# Problem requirements
Could you write out every record below exactly, leaving out any pictures?

Dataset rows about figures:
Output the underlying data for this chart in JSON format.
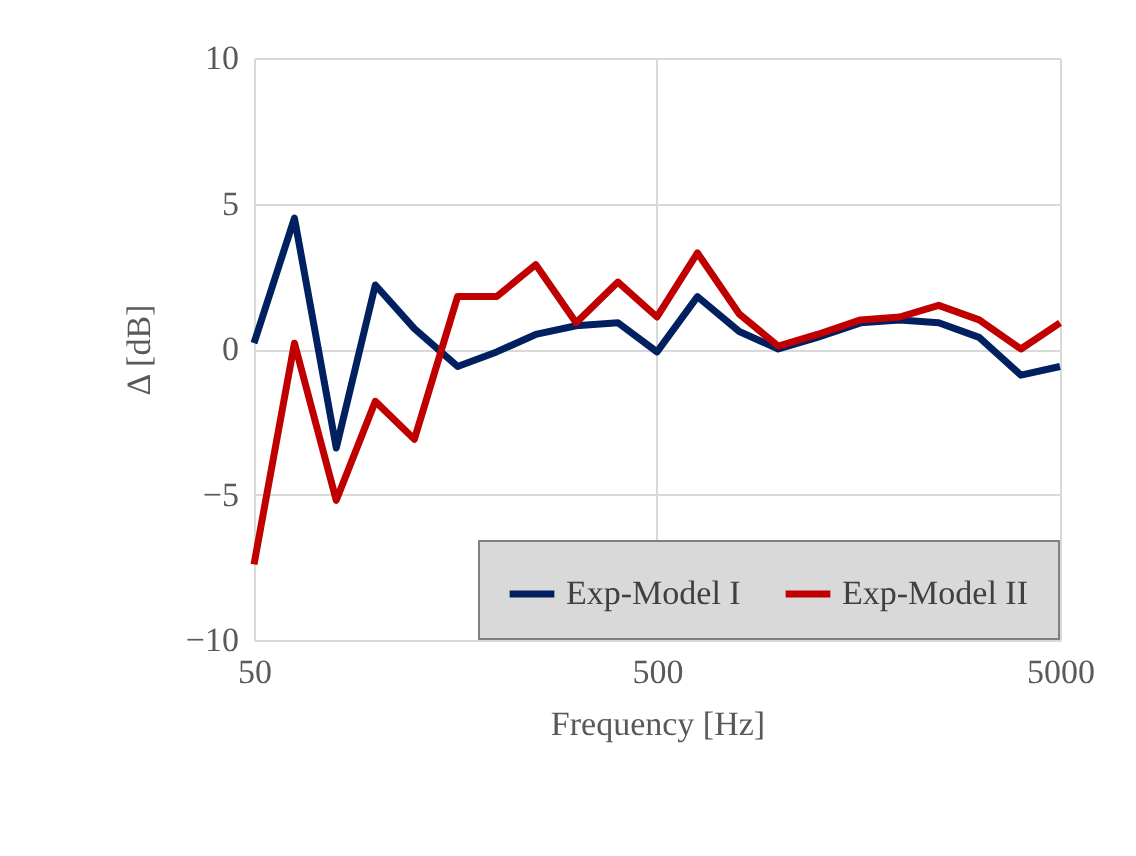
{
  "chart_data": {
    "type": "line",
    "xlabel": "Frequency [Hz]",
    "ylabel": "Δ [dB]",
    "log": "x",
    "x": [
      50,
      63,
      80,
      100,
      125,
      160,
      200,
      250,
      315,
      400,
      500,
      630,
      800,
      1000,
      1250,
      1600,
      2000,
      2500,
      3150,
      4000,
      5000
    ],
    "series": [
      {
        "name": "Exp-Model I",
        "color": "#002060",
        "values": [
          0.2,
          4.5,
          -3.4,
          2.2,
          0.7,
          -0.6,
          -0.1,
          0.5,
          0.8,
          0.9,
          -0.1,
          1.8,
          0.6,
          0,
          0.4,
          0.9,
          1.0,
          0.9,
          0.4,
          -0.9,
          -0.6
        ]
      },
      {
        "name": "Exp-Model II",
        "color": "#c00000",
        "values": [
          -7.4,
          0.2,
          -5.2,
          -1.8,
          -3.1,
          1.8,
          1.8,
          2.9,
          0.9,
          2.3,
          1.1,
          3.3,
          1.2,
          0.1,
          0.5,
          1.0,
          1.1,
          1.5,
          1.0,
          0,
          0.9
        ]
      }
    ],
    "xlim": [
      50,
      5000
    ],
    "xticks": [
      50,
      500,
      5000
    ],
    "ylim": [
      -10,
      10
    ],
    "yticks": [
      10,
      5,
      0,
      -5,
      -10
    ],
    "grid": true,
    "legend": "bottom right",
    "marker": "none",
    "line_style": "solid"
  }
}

# Written answer
Output the underlying data for this chart in JSON format.
{
  "chart_data": {
    "type": "line",
    "xlabel": "Frequency [Hz]",
    "ylabel": "Δ [dB]",
    "log": "x",
    "x": [
      50,
      63,
      80,
      100,
      125,
      160,
      200,
      250,
      315,
      400,
      500,
      630,
      800,
      1000,
      1250,
      1600,
      2000,
      2500,
      3150,
      4000,
      5000
    ],
    "series": [
      {
        "name": "Exp-Model I",
        "color": "#002060",
        "values": [
          0.2,
          4.5,
          -3.4,
          2.2,
          0.7,
          -0.6,
          -0.1,
          0.5,
          0.8,
          0.9,
          -0.1,
          1.8,
          0.6,
          0,
          0.4,
          0.9,
          1.0,
          0.9,
          0.4,
          -0.9,
          -0.6
        ]
      },
      {
        "name": "Exp-Model II",
        "color": "#c00000",
        "values": [
          -7.4,
          0.2,
          -5.2,
          -1.8,
          -3.1,
          1.8,
          1.8,
          2.9,
          0.9,
          2.3,
          1.1,
          3.3,
          1.2,
          0.1,
          0.5,
          1.0,
          1.1,
          1.5,
          1.0,
          0,
          0.9
        ]
      }
    ],
    "xlim": [
      50,
      5000
    ],
    "xticks": [
      50,
      500,
      5000
    ],
    "ylim": [
      -10,
      10
    ],
    "yticks": [
      10,
      5,
      0,
      -5,
      -10
    ],
    "grid": true,
    "legend": "bottom right",
    "marker": "none",
    "line_style": "solid"
  }
}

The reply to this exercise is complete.